• **Requirement**
List each line in which the string "Price" appears.

BEGIN

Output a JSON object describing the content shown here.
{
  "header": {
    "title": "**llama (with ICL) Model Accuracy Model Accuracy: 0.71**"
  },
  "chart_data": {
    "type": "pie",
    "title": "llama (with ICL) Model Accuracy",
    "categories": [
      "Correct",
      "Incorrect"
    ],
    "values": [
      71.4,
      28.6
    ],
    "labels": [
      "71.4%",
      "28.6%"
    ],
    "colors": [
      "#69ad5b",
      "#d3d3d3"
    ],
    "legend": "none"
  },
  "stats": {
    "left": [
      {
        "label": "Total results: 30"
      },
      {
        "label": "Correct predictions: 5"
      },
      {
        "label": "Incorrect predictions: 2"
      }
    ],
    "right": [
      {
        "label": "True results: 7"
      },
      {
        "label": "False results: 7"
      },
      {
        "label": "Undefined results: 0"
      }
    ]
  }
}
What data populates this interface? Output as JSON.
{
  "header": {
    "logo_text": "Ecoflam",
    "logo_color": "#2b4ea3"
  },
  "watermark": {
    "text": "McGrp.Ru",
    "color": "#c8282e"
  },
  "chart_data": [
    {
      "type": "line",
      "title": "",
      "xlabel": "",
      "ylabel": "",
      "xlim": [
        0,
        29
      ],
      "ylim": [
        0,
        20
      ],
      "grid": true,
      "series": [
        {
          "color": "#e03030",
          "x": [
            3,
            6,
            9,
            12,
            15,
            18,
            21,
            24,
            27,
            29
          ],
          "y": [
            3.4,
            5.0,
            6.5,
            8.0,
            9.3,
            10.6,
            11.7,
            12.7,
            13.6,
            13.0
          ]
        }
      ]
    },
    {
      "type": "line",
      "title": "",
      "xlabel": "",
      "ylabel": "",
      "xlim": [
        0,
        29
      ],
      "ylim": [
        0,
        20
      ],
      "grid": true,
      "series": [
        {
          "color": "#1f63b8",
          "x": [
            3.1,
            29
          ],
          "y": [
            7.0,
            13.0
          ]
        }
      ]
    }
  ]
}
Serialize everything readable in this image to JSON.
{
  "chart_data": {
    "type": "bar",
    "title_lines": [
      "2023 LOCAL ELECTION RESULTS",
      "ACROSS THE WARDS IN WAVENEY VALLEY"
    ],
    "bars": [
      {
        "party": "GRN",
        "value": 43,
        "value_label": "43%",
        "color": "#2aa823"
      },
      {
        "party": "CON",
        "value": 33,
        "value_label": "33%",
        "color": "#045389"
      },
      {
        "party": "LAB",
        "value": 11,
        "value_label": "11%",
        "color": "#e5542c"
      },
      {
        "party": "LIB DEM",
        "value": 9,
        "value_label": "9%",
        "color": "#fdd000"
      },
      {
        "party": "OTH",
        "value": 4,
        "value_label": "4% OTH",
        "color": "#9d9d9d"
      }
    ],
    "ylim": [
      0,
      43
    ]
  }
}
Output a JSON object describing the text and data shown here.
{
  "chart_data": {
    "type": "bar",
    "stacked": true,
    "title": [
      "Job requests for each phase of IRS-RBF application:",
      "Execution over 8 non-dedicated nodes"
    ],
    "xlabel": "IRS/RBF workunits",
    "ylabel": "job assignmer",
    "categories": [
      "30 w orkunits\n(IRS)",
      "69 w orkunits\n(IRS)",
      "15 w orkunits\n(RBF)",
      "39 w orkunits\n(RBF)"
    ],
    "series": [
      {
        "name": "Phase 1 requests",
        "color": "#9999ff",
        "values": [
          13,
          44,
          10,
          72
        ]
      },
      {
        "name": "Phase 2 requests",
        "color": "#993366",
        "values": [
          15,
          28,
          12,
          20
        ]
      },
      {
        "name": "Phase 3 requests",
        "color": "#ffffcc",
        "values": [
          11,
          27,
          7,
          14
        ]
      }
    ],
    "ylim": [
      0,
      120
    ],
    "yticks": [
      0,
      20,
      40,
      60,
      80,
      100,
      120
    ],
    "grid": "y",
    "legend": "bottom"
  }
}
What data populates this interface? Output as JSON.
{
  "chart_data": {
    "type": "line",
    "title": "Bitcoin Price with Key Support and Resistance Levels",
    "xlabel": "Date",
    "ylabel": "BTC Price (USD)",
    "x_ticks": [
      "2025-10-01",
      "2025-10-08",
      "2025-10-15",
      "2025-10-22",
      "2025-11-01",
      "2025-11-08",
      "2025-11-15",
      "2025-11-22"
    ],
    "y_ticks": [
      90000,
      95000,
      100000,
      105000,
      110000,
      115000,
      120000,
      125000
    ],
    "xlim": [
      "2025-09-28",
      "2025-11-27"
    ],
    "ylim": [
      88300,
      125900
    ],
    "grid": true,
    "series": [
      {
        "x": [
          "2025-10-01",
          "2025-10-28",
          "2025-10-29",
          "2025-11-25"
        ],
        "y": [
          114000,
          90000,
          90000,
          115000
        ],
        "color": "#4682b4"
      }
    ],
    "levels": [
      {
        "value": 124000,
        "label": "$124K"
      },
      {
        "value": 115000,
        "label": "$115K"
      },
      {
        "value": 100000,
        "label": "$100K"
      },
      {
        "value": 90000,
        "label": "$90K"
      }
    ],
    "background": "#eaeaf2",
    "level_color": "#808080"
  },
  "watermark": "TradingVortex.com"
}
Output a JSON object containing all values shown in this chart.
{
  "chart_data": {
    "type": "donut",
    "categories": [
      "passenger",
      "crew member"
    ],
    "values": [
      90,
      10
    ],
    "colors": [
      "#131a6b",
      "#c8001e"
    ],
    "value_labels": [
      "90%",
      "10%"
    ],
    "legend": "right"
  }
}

END

• **Task result**
    "title": "Bitcoin Price with Key Support and Resistance Levels",
    "ylabel": "BTC Price (USD)",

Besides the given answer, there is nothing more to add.